What is required:
Word for word, restate every line of the listing that follows.

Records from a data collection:

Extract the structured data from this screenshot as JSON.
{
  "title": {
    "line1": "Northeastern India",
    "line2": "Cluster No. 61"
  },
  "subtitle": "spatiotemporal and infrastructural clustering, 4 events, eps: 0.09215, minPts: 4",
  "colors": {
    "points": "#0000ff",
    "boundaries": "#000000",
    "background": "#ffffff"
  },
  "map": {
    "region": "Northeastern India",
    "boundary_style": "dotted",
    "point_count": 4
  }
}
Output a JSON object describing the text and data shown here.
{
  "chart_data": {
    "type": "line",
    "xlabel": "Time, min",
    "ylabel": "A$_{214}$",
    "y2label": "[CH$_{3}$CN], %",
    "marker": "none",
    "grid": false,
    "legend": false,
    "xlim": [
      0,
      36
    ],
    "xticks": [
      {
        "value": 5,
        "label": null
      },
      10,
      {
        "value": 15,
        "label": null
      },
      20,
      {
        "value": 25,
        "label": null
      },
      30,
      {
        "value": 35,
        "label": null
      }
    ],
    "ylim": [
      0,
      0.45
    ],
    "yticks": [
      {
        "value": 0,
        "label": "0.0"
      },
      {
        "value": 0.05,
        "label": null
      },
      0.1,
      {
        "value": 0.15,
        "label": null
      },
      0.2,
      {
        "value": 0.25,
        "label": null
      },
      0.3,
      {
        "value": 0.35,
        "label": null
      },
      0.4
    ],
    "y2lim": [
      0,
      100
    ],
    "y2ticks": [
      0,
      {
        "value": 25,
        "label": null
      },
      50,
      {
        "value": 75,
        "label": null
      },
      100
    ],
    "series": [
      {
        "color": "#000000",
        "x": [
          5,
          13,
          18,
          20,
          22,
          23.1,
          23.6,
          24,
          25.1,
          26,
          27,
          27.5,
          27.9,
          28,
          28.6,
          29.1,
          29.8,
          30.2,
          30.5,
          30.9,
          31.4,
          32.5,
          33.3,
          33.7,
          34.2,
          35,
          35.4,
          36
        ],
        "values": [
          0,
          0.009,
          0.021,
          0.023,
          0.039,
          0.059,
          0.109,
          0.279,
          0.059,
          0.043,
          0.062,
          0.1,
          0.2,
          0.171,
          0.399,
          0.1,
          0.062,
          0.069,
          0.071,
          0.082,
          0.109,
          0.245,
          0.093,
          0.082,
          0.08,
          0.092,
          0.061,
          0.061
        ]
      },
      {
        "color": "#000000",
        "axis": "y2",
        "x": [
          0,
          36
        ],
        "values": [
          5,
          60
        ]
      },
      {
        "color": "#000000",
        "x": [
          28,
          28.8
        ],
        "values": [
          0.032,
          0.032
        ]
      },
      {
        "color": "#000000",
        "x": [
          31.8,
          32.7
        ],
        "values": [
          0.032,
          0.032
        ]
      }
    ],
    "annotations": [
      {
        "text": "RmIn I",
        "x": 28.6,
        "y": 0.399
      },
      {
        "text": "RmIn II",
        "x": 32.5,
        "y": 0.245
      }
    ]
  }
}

Right answer:
Extract the structured data from this screenshot as JSON.
{
  "title": {
    "line1": "Northeastern India",
    "line2": "Cluster No. 61"
  },
  "subtitle": "spatiotemporal and infrastructural clustering, 4 events, eps: 0.09215, minPts: 4",
  "colors": {
    "points": "#0000ff",
    "boundaries": "#000000",
    "background": "#ffffff"
  },
  "map": {
    "region": "Northeastern India",
    "boundary_style": "dotted",
    "point_count": 4
  }
}
Output a JSON object describing the text and data shown here.
{
  "chart_data": {
    "type": "line",
    "xlabel": "Time, min",
    "ylabel": "A$_{214}$",
    "y2label": "[CH$_{3}$CN], %",
    "marker": "none",
    "grid": false,
    "legend": false,
    "xlim": [
      0,
      36
    ],
    "xticks": [
      {
        "value": 5,
        "label": null
      },
      10,
      {
        "value": 15,
        "label": null
      },
      20,
      {
        "value": 25,
        "label": null
      },
      30,
      {
        "value": 35,
        "label": null
      }
    ],
    "ylim": [
      0,
      0.45
    ],
    "yticks": [
      {
        "value": 0,
        "label": "0.0"
      },
      {
        "value": 0.05,
        "label": null
      },
      0.1,
      {
        "value": 0.15,
        "label": null
      },
      0.2,
      {
        "value": 0.25,
        "label": null
      },
      0.3,
      {
        "value": 0.35,
        "label": null
      },
      0.4
    ],
    "y2lim": [
      0,
      100
    ],
    "y2ticks": [
      0,
      {
        "value": 25,
        "label": null
      },
      50,
      {
        "value": 75,
        "label": null
      },
      100
    ],
    "series": [
      {
        "color": "#000000",
        "x": [
          5,
          13,
          18,
          20,
          22,
          23.1,
          23.6,
          24,
          25.1,
          26,
          27,
          27.5,
          27.9,
          28,
          28.6,
          29.1,
          29.8,
          30.2,
          30.5,
          30.9,
          31.4,
          32.5,
          33.3,
          33.7,
          34.2,
          35,
          35.4,
          36
        ],
        "values": [
          0,
          0.009,
          0.021,
          0.023,
          0.039,
          0.059,
          0.109,
          0.279,
          0.059,
          0.043,
          0.062,
          0.1,
          0.2,
          0.171,
          0.399,
          0.1,
          0.062,
          0.069,
          0.071,
          0.082,
          0.109,
          0.245,
          0.093,
          0.082,
          0.08,
          0.092,
          0.061,
          0.061
        ]
      },
      {
        "color": "#000000",
        "axis": "y2",
        "x": [
          0,
          36
        ],
        "values": [
          5,
          60
        ]
      },
      {
        "color": "#000000",
        "x": [
          28,
          28.8
        ],
        "values": [
          0.032,
          0.032
        ]
      },
      {
        "color": "#000000",
        "x": [
          31.8,
          32.7
        ],
        "values": [
          0.032,
          0.032
        ]
      }
    ],
    "annotations": [
      {
        "text": "RmIn I",
        "x": 28.6,
        "y": 0.399
      },
      {
        "text": "RmIn II",
        "x": 32.5,
        "y": 0.245
      }
    ]
  }
}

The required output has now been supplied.